Apply what you read
1. In the text on the United States Military District, rewrite the paragraph beginning "The Congress had little money" as a short bulleted list that keeps its main facts.
2. Write a continuation of the text on the United States Military District, starting after its final sentence.

Text
====

The United States Military District was a land tract in central Ohio that was established by the Congress to compensate veterans of the American Revolutionary War for their service with land grants. The tract contained 2539110 acre in Noble, Guernsey, Tuscarawas, Muskingum, Coshocton, Holmes, Licking, Knox, Franklin, Delaware, Morrow, and Marion counties.

==History==

The Congress had little money to pay the soldiers who fought for independence. They made promises of land to induce army enlistment. By resolutions of September 16 and 18, 1776, and August 12, September 22, and October 3, 1780, they proposed to give each officer or private continuously to serve in the United States army until the close of the war, or until discharged, or to the representatives of those slain by the enemy, the amounts in the table.

| Bounty (acres) | Ranks |
|---|---|
| 1100 | Major General |
| 850 | Brigadier General, Director |
| 500 | Colonel, Chief Physician, Purveyor |
| 450 | Lieutenant Colonel, Physician, Surgeon, Apothecary |
| 400 | Major, Regimental Surgeon, Asst. Apothecary |
| 300 | Captain, Surgeons Mate |
| 200 | Lieutenant |
| 150 | Ensign |
| 100 | Non-commissioned officer, Soldier |

Under the Land Ordinance of 1785, land was made available in the Seven Ranges for bounties, but this proved inadequate.

====

Data shown
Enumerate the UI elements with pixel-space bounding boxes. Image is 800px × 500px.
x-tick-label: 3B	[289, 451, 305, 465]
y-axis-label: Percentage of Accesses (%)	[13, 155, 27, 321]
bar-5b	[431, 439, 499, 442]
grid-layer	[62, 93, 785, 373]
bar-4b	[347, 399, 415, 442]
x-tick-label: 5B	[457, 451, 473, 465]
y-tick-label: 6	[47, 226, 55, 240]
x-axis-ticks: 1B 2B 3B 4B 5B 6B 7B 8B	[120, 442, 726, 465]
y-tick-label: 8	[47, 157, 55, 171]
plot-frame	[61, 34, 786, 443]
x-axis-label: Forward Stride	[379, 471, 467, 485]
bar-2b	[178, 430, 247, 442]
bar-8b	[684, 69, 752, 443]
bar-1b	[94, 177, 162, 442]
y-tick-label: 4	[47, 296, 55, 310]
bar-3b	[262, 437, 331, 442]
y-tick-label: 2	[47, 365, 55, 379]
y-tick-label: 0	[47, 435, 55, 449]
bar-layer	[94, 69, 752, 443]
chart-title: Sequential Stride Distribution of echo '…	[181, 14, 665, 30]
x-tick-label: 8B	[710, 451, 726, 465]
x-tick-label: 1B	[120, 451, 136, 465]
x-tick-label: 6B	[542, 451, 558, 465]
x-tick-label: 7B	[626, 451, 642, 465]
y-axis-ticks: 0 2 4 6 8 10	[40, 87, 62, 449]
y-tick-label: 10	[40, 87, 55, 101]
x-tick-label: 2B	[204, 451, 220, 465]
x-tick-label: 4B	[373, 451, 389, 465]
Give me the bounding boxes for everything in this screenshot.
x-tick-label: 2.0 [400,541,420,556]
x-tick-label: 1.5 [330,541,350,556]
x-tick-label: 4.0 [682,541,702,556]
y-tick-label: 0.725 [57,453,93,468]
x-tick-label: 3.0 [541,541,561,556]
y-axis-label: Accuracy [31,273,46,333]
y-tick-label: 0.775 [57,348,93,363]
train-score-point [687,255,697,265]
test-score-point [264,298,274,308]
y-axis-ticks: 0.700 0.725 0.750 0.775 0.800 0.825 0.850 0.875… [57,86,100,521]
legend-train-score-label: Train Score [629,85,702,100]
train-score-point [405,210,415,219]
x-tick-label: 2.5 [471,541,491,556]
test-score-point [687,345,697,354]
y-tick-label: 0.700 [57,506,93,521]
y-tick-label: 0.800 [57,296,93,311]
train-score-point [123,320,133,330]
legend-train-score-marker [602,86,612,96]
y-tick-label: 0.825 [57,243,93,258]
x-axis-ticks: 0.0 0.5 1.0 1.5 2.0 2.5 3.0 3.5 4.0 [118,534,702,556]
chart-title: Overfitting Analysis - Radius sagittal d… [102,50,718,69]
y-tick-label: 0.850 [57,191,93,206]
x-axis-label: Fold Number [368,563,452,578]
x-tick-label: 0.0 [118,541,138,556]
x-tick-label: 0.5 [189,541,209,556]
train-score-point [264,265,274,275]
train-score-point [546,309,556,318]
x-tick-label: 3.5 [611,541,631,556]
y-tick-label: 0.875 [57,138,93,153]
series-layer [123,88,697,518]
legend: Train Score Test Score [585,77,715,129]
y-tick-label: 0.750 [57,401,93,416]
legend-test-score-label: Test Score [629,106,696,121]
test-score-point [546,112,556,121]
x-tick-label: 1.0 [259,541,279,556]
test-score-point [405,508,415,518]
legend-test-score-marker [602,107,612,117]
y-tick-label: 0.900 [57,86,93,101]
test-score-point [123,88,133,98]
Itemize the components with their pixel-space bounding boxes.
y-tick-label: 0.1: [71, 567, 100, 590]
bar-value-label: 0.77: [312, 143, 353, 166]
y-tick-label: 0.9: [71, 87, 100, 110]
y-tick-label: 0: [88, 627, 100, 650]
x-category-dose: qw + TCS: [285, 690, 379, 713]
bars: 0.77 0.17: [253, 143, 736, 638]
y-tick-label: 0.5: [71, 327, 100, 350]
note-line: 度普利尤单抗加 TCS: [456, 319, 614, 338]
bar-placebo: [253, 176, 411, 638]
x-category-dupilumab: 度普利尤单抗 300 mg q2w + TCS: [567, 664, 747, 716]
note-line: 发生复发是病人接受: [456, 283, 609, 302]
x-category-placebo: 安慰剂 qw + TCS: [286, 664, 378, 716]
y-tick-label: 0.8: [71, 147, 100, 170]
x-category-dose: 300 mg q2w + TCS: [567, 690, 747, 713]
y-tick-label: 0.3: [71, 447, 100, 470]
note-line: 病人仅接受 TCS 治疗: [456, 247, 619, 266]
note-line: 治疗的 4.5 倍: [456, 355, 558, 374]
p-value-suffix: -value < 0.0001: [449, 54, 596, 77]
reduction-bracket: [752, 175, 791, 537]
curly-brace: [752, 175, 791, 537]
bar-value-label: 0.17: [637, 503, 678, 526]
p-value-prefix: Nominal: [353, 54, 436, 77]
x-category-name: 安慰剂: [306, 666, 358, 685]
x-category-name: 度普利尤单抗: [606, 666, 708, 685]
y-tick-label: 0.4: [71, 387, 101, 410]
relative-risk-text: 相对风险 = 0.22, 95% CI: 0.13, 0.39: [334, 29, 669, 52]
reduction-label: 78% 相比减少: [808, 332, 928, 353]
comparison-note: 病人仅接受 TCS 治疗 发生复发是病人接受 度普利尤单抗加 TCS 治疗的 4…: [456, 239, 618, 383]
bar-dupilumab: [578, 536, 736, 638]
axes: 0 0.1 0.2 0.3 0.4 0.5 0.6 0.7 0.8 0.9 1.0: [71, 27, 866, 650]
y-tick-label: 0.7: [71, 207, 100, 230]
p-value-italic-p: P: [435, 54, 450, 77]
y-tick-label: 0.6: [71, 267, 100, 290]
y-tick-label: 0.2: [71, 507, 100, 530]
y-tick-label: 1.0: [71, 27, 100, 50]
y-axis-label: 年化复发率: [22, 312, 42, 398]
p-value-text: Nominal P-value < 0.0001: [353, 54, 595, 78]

====

Exercise responses
1.
- Congress had little money to pay the soldiers who fought for independence.
- To encourage people to join the army, it promised land instead.
- Resolutions passed on September 16 and 18, 1776, and on August 12, September 22 and October 3, 1780, offered land in the amounts shown in the table.
- The offer covered each officer or private who served in the United States army until the war ended or until discharged, and the representatives of those killed by the enemy.

2.
==Location and subdivision==

On June 1, 1796, Congress created the United States Military District, sometimes called the USMD Lands, or USMD Survey. The boundaries of the district were to start at the northwest corner of the Seven Ranges, now known as the Seven Ranges Terminus (), then proceed 50 mi south along the west edge of the Seven Ranges (), then proceed due west to the Scioto River (), then up the Scioto River to the Greenville Treaty Line (), then northeast along the Greenville Treaty Line to Fort Laurens (), then up the Tuscarawas River to a point due west of the Seven Ranges Terminus, then east to the point of beginning. It turned out that the Tuscarawas River leg was unnecessary because Fort Laurens happens to be due west of the Seven Ranges Terminus. This tract contains 2,539,110 acres. Survey of the land began in March, 1797. The land was to be divided into survey townships five miles (8 km) square (16000 acres), the only instance of a government conducted survey not based on the six mile (10 km) square township standard of the Public Land Survey System. Other instances of five mile square townships were for the Firelands and Connecticut Western Reserve, which were privately surveyed. Each township was divided into quarters of 4000 acre. Ranges were numbered starting from the meridian along the east edge, and townships were numbered starting from the baseline along the south of the tract. The quarter townships were numbered starting with 1 in the northeast and proceeding anti-clockwise. The Act of March 1, 1800 provided for dividing quarter townships into lots of 100 acre each, 880 yards in width by 550 yards in height.

On March 3, 1803, the unclaimed land was divided into one mile (1.6 km) square sections and into half sections, and sold as essentially Congress Lands by the Chillicothe and Zanesville land offices.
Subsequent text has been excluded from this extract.